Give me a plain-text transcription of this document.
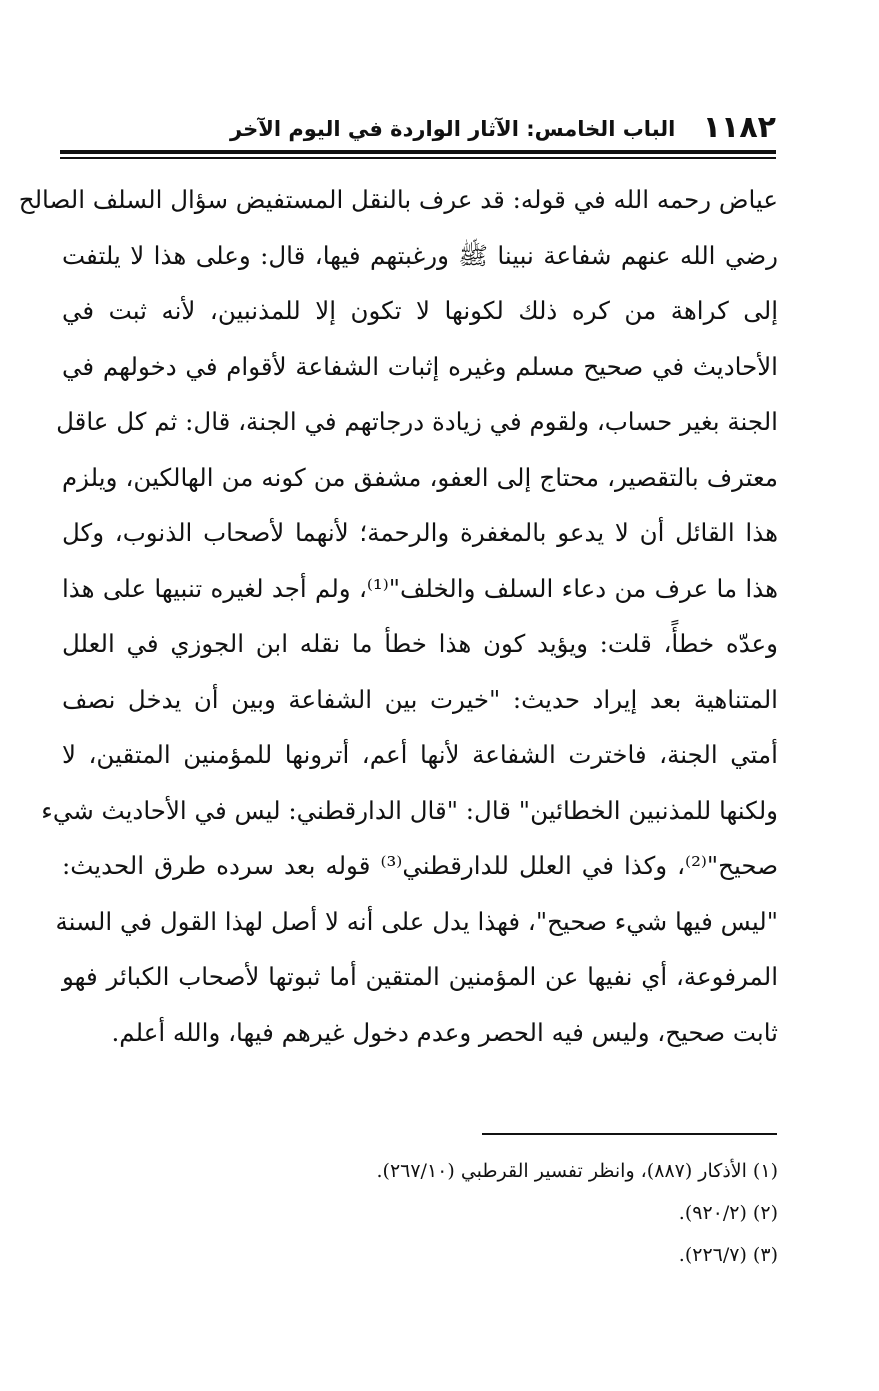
١١٨٢
الباب الخامس: الآثار الواردة في اليوم الآخر
عياض رحمه الله في قوله: قد عرف بالنقل المستفيض سؤال السلف الصالح
رضي الله عنهم شفاعة نبينا ﷺ ورغبتهم فيها، قال: وعلى هذا لا يلتفت
إلى كراهة من كره ذلك لكونها لا تكون إلا للمذنبين، لأنه ثبت في
الأحاديث في صحيح مسلم وغيره إثبات الشفاعة لأقوام في دخولهم في
الجنة بغير حساب، ولقوم في زيادة درجاتهم في الجنة، قال: ثم كل عاقل
معترف بالتقصير، محتاج إلى العفو، مشفق من كونه من الهالكين، ويلزم
هذا القائل أن لا يدعو بالمغفرة والرحمة؛ لأنهما لأصحاب الذنوب، وكل
هذا ما عرف من دعاء السلف والخلف"⁽¹⁾، ولم أجد لغيره تنبيها على هذا
وعدّه خطأً، قلت: ويؤيد كون هذا خطأ ما نقله ابن الجوزي في العلل
المتناهية بعد إيراد حديث: "خيرت بين الشفاعة وبين أن يدخل نصف
أمتي الجنة، فاخترت الشفاعة لأنها أعم، أترونها للمؤمنين المتقين، لا
ولكنها للمذنبين الخطائين" قال: "قال الدارقطني: ليس في الأحاديث شيء
صحيح"⁽²⁾، وكذا في العلل للدارقطني⁽³⁾ قوله بعد سرده طرق الحديث:
"ليس فيها شيء صحيح"، فهذا يدل على أنه لا أصل لهذا القول في السنة
المرفوعة، أي نفيها عن المؤمنين المتقين أما ثبوتها لأصحاب الكبائر فهو
ثابت صحيح، وليس فيه الحصر وعدم دخول غيرهم فيها، والله أعلم.
(١) الأذكار (٨٨٧)، وانظر تفسير القرطبي (٢٦٧/١٠).
(٢) (٩٢٠/٢).
(٣) (٢٢٦/٧).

● ● ●

§ Stated task: Every line of text is to be repeated exactly; pictures are left out.

§ Exercise response:
Give me a plain-text transcription of this document.
١١٨٢
الباب الخامس: الآثار الواردة في اليوم الآخر
عياض رحمه الله في قوله: قد عرف بالنقل المستفيض سؤال السلف الصالح
رضي الله عنهم شفاعة نبينا ﷺ ورغبتهم فيها، قال: وعلى هذا لا يلتفت
إلى كراهة من كره ذلك لكونها لا تكون إلا للمذنبين، لأنه ثبت في
الأحاديث في صحيح مسلم وغيره إثبات الشفاعة لأقوام في دخولهم في
الجنة بغير حساب، ولقوم في زيادة درجاتهم في الجنة، قال: ثم كل عاقل
معترف بالتقصير، محتاج إلى العفو، مشفق من كونه من الهالكين، ويلزم
هذا القائل أن لا يدعو بالمغفرة والرحمة؛ لأنهما لأصحاب الذنوب، وكل
هذا ما عرف من دعاء السلف والخلف"⁽¹⁾، ولم أجد لغيره تنبيها على هذا
وعدّه خطأً، قلت: ويؤيد كون هذا خطأ ما نقله ابن الجوزي في العلل
المتناهية بعد إيراد حديث: "خيرت بين الشفاعة وبين أن يدخل نصف
أمتي الجنة، فاخترت الشفاعة لأنها أعم، أترونها للمؤمنين المتقين، لا
ولكنها للمذنبين الخطائين" قال: "قال الدارقطني: ليس في الأحاديث شيء
صحيح"⁽²⁾، وكذا في العلل للدارقطني⁽³⁾ قوله بعد سرده طرق الحديث:
"ليس فيها شيء صحيح"، فهذا يدل على أنه لا أصل لهذا القول في السنة
المرفوعة، أي نفيها عن المؤمنين المتقين أما ثبوتها لأصحاب الكبائر فهو
ثابت صحيح، وليس فيه الحصر وعدم دخول غيرهم فيها، والله أعلم.
(١) الأذكار (٨٨٧)، وانظر تفسير القرطبي (٢٦٧/١٠).
(٢) (٩٢٠/٢).
(٣) (٢٢٦/٧).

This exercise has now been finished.